## GIVEN INSTRUCTION
Within the material below, find each line bearing the word "address" and present it.

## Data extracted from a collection
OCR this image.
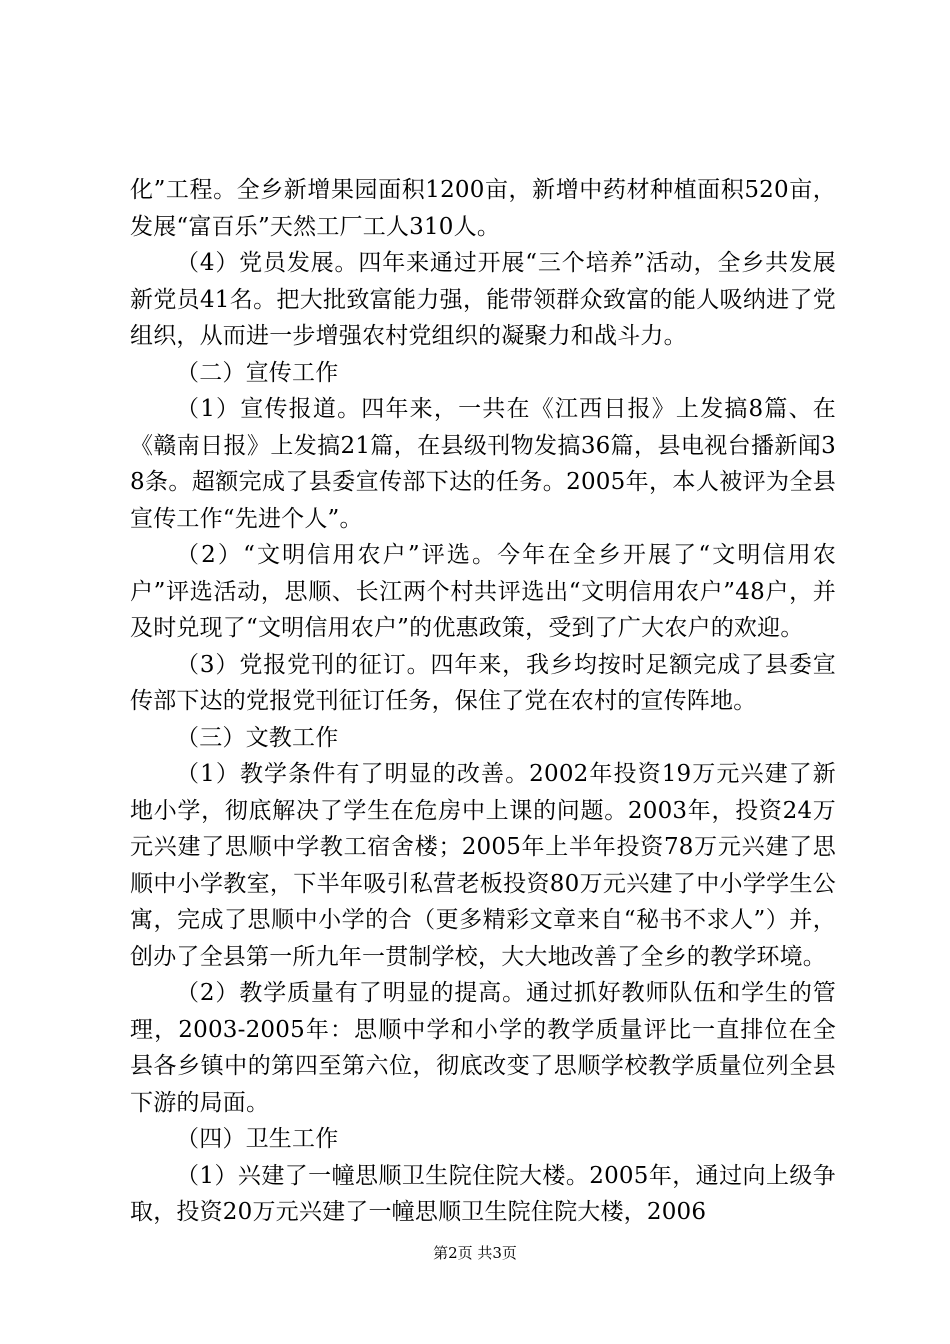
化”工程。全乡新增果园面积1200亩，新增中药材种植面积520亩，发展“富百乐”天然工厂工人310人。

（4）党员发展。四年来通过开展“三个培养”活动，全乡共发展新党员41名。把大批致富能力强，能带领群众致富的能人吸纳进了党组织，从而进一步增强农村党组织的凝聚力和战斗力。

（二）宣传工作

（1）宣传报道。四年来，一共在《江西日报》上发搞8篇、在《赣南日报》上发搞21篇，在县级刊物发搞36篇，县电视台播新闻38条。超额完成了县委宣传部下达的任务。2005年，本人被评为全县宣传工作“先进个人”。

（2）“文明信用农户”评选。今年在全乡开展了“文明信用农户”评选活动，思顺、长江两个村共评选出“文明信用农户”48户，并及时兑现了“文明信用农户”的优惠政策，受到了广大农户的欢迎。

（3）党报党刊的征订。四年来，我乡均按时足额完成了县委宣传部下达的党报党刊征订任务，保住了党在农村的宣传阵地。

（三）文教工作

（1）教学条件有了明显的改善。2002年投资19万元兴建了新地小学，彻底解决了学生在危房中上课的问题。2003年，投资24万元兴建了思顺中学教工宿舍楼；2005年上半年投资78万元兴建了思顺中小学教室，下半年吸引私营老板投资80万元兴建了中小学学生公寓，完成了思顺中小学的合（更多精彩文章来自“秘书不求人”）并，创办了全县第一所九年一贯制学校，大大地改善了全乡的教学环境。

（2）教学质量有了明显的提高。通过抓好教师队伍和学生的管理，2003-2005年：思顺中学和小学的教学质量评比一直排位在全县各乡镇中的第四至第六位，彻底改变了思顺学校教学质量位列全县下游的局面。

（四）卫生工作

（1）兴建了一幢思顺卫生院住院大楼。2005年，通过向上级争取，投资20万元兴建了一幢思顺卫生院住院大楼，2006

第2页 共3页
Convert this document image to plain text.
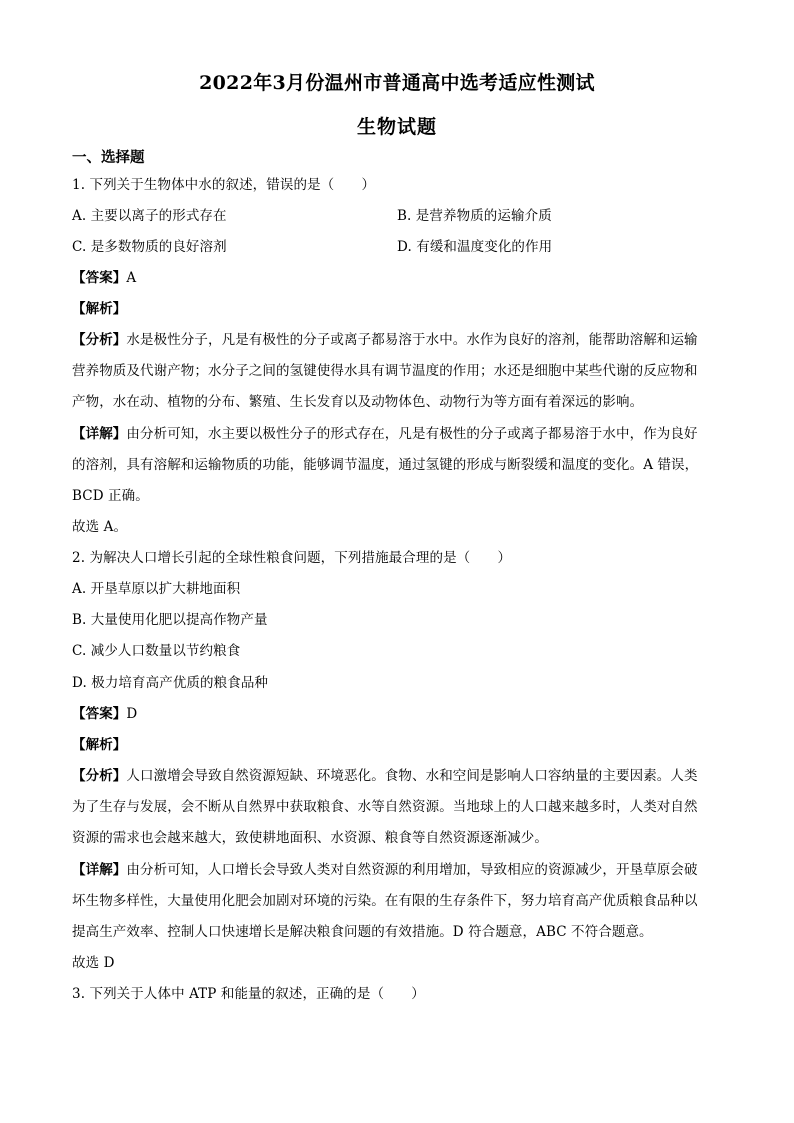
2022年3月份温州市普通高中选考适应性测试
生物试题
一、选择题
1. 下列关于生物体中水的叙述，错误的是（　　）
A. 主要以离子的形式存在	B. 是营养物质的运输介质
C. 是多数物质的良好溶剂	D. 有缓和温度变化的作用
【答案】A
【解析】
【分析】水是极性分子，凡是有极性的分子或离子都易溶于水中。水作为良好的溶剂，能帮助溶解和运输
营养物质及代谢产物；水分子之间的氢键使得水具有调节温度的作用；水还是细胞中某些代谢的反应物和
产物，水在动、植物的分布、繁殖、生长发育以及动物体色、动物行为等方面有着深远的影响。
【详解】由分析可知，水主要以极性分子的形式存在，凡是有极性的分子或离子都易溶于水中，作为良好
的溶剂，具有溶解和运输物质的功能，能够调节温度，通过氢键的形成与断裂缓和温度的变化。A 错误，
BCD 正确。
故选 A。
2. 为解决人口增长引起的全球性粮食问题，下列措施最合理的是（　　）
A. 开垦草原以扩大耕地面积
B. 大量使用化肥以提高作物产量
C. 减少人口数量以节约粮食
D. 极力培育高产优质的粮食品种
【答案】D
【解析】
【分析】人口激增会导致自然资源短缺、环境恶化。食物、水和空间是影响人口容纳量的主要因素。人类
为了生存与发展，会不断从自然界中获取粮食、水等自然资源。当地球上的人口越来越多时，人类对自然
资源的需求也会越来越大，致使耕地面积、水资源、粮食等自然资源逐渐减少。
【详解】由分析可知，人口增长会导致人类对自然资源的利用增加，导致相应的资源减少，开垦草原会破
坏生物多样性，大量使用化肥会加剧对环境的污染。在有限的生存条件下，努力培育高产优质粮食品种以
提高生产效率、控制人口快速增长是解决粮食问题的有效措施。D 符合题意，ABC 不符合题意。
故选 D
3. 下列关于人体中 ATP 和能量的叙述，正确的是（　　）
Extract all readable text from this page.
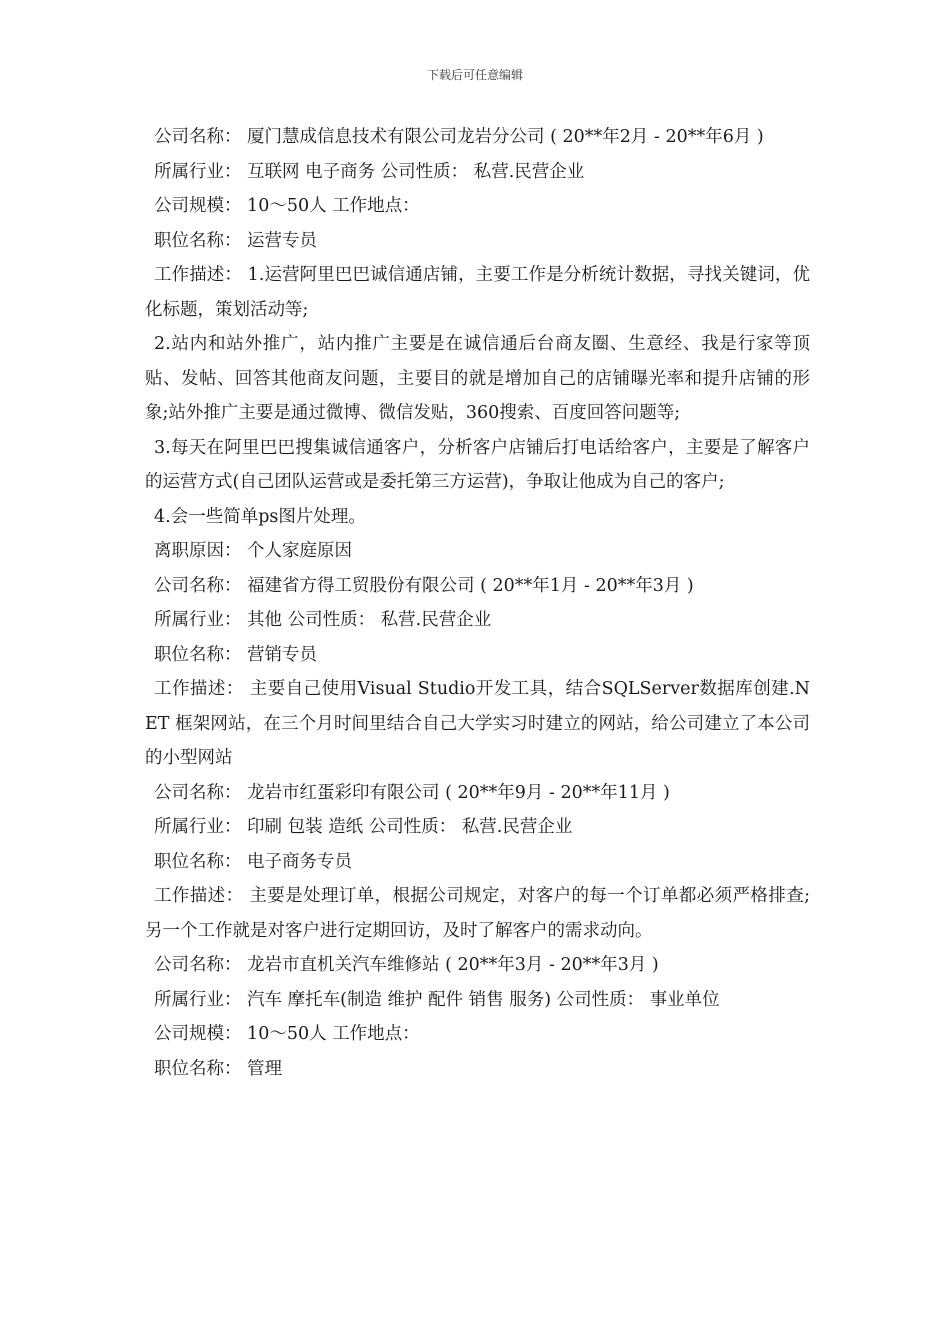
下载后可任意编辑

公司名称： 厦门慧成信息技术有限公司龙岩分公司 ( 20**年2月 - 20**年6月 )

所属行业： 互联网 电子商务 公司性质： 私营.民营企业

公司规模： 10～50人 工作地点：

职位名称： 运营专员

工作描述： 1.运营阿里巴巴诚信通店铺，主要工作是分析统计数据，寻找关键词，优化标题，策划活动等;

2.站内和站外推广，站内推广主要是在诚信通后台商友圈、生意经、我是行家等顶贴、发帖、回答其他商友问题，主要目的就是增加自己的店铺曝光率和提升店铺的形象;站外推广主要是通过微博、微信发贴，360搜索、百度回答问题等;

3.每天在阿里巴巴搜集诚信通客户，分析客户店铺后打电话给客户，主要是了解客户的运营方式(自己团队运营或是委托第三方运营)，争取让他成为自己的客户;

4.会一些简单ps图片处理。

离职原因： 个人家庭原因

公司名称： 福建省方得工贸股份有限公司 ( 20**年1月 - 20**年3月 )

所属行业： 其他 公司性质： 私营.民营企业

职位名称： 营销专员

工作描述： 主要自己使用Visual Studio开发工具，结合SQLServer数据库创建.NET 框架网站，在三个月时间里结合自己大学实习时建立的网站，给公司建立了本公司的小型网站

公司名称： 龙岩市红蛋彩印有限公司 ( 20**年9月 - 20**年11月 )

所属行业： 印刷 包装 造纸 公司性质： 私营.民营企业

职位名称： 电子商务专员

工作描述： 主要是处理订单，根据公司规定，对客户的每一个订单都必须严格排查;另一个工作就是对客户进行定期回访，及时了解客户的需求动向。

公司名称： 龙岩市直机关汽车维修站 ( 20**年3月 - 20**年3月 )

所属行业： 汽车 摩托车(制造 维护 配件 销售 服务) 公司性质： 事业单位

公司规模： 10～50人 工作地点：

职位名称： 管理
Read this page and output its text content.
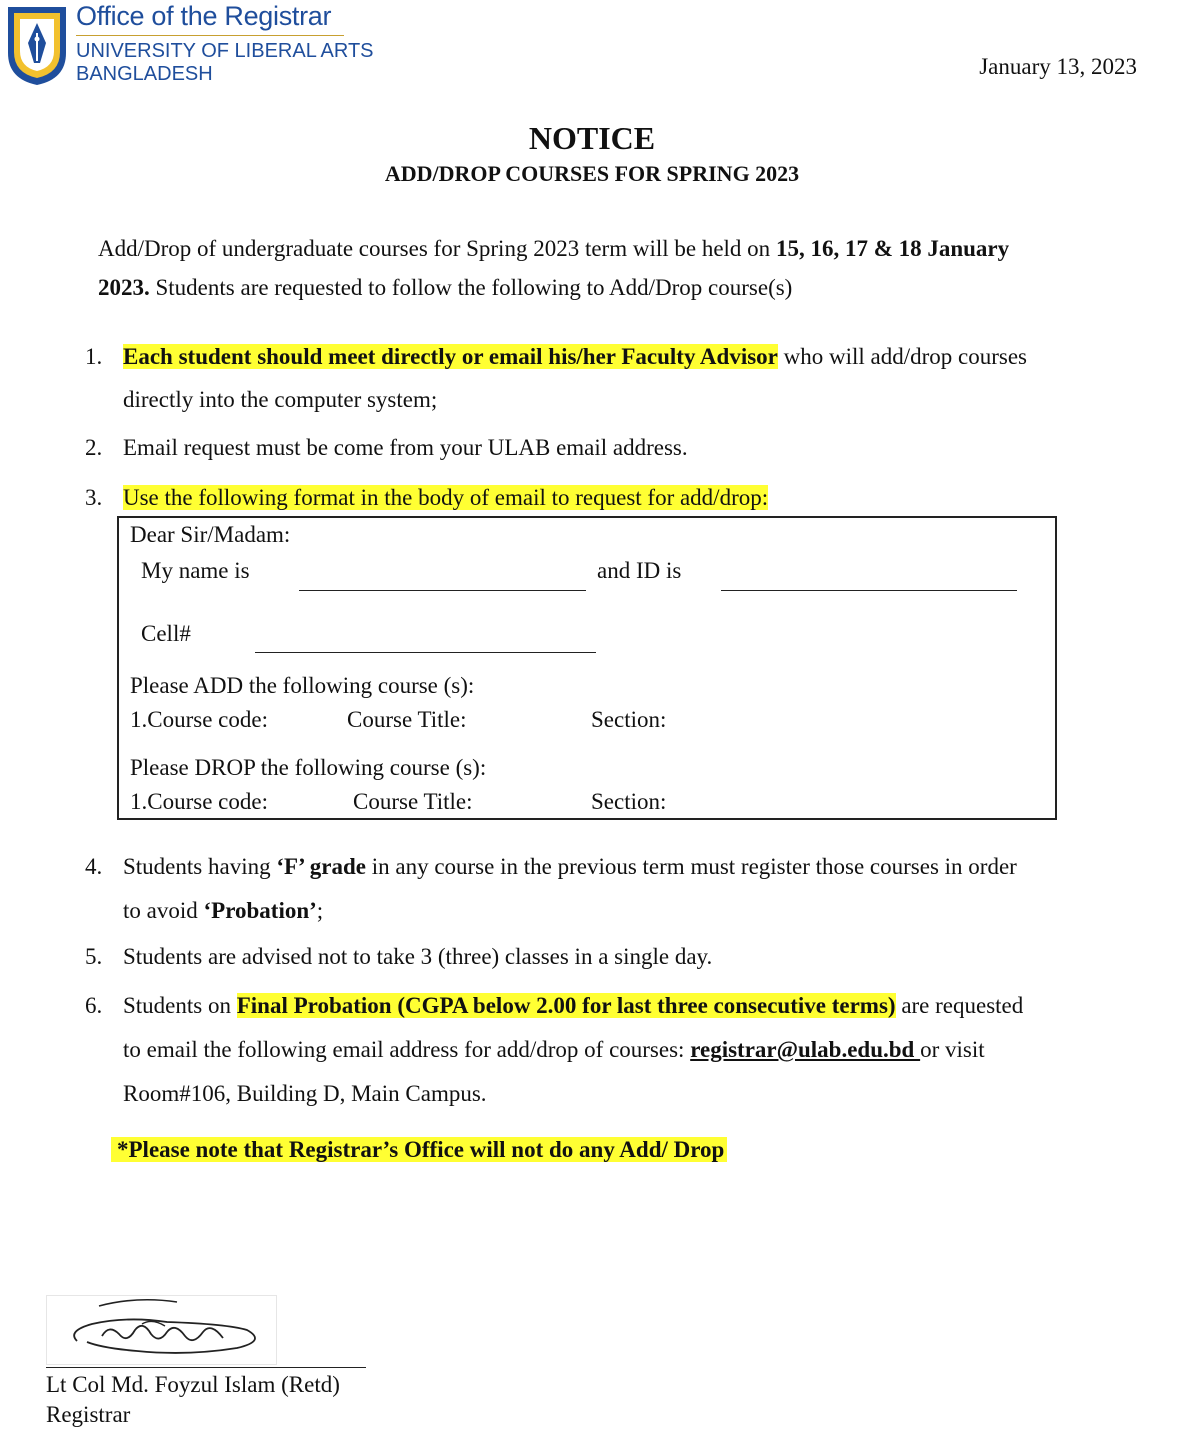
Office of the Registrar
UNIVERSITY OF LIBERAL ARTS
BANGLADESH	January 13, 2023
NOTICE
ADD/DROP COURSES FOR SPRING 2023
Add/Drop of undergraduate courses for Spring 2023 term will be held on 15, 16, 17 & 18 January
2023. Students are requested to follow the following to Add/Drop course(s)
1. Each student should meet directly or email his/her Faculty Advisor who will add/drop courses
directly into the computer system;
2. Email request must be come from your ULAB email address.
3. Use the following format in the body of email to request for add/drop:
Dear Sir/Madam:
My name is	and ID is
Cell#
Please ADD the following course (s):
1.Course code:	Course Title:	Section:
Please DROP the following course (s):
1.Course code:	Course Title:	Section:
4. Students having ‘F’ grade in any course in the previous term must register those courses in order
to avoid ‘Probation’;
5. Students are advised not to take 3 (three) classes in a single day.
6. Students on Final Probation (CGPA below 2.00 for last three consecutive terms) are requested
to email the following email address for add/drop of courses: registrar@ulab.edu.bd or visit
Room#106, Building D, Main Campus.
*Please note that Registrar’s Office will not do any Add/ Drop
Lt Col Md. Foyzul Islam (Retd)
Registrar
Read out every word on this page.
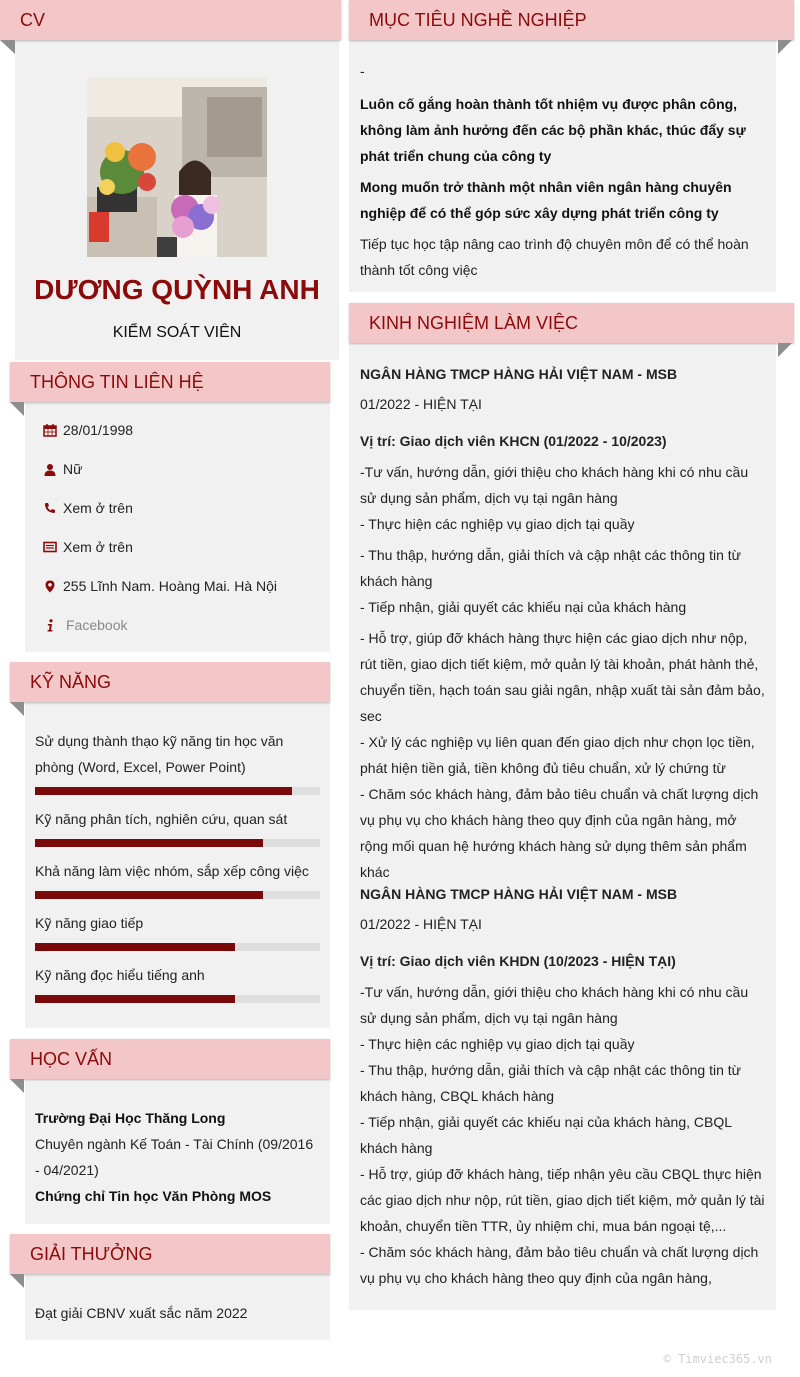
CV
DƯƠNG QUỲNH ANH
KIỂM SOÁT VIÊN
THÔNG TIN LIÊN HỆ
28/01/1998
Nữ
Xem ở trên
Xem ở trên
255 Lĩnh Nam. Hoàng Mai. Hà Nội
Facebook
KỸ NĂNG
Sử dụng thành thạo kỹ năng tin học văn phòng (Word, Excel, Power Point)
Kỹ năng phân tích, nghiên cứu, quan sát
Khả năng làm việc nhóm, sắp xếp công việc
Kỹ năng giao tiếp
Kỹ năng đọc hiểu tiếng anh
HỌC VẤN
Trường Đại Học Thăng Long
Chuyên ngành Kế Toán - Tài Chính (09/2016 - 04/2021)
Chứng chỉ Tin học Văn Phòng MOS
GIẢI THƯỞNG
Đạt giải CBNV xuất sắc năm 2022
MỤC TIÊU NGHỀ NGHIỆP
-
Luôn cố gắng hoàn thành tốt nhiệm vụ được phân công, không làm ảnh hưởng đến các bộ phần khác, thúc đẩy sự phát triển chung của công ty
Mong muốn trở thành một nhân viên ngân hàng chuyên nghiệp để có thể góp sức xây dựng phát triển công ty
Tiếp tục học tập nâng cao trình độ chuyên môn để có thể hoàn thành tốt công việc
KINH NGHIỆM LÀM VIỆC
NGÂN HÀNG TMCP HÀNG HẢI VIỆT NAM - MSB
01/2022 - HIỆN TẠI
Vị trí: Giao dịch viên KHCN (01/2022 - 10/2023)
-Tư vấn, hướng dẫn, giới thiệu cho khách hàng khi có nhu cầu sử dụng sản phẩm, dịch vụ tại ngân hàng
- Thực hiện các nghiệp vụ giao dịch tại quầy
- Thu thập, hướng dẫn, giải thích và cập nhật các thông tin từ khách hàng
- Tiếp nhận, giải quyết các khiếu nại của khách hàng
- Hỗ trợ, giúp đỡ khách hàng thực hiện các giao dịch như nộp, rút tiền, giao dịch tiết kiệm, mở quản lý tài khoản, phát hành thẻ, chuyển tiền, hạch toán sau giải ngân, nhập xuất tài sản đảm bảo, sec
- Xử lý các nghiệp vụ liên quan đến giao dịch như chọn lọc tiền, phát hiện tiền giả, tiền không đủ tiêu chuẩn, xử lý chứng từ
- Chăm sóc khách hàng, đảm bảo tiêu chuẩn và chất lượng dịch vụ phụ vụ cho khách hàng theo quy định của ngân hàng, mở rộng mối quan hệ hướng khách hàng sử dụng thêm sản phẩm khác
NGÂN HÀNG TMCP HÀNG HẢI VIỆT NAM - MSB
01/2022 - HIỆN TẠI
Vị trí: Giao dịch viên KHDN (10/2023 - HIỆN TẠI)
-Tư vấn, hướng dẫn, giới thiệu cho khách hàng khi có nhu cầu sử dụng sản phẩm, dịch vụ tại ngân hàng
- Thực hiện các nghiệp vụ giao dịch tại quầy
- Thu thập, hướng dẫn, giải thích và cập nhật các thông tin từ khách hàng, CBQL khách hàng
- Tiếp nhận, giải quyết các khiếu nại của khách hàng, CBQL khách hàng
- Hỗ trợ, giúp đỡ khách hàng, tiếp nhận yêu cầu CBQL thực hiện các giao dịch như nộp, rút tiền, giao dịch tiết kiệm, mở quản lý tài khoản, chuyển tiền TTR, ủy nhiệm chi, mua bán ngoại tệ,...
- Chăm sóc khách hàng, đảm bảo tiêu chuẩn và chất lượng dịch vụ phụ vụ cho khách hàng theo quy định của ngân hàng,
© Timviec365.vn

## WRITTEN REPLY
2. Email request must be come from your ULAB email address.
to email the following email address for add/drop of courses: registrar@ulab.edu.bd or visit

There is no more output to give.